● EXTRACT:
· · · ·

The Costs and Rewards of Commitment

Sally writes, “After being married for many years, I have learned that as a wife, I must always continue working at our marriage. Even after the honeymoon ends and children become a part of a family, husbands still need their wives’ undistracted focus once in a while, including time to talk to a faithful listener. They need their wives attention so they can share their fears, dreams, disappointments, joys, battles, and desires. For those reasons, there will never be a year when it is okay for me to become passive and settled. Whatever is watered will grow–and a marriage always needs to be a priority in order to keep growing.”

6

“A woman partnering in marriage can become a true reflection of great soul imagination. She can envision and build a legacy of righteousness within her own marriage and family that will give life to generations to come. The capacity to create such a story is latent in any woman filled with God’s Spirit; yet she must recognize, develop and cherish that potential for it to become as healthy as possible.”

· · · ·

● PROBLEM TO SOLVE:
In the extract on the costs and rewards of commitment, what does Sally say a marriage must always be in order to keep growing?

● DATASET EXCERPTS:
· · · ·

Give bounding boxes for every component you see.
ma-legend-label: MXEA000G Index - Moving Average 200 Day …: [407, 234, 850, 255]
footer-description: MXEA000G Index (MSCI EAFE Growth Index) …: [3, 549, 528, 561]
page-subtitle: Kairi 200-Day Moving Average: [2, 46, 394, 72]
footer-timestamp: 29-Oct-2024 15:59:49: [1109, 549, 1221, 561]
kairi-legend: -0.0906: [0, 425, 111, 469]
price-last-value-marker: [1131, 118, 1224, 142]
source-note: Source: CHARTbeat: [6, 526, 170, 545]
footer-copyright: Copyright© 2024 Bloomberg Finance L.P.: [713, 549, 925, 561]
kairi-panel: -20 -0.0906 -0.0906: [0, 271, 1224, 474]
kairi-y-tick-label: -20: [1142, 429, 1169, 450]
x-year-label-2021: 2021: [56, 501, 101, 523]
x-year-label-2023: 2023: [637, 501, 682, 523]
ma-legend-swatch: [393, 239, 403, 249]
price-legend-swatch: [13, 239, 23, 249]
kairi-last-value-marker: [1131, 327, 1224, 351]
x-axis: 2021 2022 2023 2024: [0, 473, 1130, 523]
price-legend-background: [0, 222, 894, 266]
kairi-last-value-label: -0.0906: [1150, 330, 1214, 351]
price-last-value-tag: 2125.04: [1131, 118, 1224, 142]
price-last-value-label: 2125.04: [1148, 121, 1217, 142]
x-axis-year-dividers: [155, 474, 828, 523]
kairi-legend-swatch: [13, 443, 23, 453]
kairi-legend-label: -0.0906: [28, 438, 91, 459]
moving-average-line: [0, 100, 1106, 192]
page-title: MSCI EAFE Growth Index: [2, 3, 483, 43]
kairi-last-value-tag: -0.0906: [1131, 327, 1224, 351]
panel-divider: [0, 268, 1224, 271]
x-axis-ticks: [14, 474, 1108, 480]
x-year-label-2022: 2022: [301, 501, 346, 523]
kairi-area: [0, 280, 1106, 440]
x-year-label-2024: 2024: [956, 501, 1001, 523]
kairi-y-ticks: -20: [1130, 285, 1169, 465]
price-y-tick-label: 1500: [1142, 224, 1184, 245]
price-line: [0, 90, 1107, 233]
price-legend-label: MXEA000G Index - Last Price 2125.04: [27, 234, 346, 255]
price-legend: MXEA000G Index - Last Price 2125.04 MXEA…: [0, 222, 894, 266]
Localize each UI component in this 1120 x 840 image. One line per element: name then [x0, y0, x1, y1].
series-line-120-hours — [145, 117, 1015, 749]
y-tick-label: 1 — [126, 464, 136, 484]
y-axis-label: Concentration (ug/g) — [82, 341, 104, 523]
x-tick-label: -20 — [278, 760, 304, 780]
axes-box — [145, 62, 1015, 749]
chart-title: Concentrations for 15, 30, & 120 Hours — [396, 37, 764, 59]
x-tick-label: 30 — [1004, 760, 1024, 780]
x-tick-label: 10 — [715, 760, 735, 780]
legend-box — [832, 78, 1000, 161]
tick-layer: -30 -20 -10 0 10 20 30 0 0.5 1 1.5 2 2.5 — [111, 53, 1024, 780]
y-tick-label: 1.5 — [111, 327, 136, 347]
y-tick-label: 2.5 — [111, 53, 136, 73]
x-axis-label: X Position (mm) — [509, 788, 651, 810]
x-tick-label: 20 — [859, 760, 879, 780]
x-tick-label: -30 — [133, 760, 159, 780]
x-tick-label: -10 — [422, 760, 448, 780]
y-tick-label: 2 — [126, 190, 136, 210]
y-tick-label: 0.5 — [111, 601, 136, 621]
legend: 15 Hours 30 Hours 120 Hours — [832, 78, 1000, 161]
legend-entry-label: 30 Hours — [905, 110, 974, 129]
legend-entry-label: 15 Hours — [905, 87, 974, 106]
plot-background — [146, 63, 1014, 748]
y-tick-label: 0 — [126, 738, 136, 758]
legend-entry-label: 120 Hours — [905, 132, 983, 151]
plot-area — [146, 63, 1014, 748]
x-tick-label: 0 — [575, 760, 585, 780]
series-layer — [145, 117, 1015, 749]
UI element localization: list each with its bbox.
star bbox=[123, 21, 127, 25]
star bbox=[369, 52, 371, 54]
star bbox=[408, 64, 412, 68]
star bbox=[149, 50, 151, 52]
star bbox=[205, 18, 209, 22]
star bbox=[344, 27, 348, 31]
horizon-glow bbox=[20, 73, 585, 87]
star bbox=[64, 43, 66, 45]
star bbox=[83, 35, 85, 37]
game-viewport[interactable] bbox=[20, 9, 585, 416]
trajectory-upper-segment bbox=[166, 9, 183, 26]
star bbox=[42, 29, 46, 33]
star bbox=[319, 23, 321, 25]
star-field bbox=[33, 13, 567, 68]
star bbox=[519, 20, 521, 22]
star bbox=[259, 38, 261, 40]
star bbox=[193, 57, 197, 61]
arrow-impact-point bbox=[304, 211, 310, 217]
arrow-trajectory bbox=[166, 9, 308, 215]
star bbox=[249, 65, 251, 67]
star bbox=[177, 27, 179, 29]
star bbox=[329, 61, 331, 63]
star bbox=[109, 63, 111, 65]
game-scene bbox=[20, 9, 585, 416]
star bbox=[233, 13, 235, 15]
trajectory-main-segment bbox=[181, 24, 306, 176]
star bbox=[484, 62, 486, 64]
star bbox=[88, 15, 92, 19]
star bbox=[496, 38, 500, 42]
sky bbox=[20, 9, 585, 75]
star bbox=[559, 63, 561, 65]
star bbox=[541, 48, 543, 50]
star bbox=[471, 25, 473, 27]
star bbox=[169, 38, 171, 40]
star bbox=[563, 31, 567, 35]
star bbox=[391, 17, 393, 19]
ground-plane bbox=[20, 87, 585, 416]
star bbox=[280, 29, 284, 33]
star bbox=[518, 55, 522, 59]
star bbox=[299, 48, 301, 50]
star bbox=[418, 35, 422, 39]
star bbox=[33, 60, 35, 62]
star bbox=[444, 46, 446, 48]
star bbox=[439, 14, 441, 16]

· · · ·

● RESPONSE:
A priority.